(Data listing)
━━━━
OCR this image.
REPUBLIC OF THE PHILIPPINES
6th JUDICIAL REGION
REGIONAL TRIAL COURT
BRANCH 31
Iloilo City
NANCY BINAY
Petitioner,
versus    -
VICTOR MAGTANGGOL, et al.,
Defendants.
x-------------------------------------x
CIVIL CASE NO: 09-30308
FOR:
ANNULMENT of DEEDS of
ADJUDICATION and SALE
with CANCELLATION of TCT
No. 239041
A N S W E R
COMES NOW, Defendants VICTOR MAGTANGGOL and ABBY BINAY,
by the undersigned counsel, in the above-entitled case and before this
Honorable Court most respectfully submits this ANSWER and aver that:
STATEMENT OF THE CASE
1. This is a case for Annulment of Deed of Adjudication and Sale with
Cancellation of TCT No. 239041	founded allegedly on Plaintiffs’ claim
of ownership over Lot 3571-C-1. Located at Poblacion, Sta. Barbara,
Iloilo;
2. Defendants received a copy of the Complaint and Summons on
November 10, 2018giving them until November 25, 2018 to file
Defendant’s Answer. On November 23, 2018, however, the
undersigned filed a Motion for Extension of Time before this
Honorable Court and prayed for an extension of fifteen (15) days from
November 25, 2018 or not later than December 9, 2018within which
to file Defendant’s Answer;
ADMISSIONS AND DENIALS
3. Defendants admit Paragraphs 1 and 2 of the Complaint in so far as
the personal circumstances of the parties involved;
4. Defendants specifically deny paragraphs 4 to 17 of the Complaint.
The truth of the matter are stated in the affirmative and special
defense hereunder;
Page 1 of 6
━━━━
EXERCISE PROMPT → From the records above, extract each line exactly as shown.

RESULT BELOW →
OCR this image.
REPUBLIC OF THE PHILIPPINES
6th JUDICIAL REGION
REGIONAL TRIAL COURT
BRANCH 31
Iloilo City
NANCY BINAY
Petitioner,
versus    -
VICTOR MAGTANGGOL, et al.,
Defendants.
x-------------------------------------x
CIVIL CASE NO: 09-30308
FOR:
ANNULMENT of DEEDS of
ADJUDICATION and SALE
with CANCELLATION of TCT
No. 239041
A N S W E R
COMES NOW, Defendants VICTOR MAGTANGGOL and ABBY BINAY,
by the undersigned counsel, in the above-entitled case and before this
Honorable Court most respectfully submits this ANSWER and aver that:
STATEMENT OF THE CASE
1. This is a case for Annulment of Deed of Adjudication and Sale with
Cancellation of TCT No. 239041	founded allegedly on Plaintiffs’ claim
of ownership over Lot 3571-C-1. Located at Poblacion, Sta. Barbara,
Iloilo;
2. Defendants received a copy of the Complaint and Summons on
November 10, 2018giving them until November 25, 2018 to file
Defendant’s Answer. On November 23, 2018, however, the
undersigned filed a Motion for Extension of Time before this
Honorable Court and prayed for an extension of fifteen (15) days from
November 25, 2018 or not later than December 9, 2018within which
to file Defendant’s Answer;
ADMISSIONS AND DENIALS
3. Defendants admit Paragraphs 1 and 2 of the Complaint in so far as
the personal circumstances of the parties involved;
4. Defendants specifically deny paragraphs 4 to 17 of the Complaint.
The truth of the matter are stated in the affirmative and special
defense hereunder;
Page 1 of 6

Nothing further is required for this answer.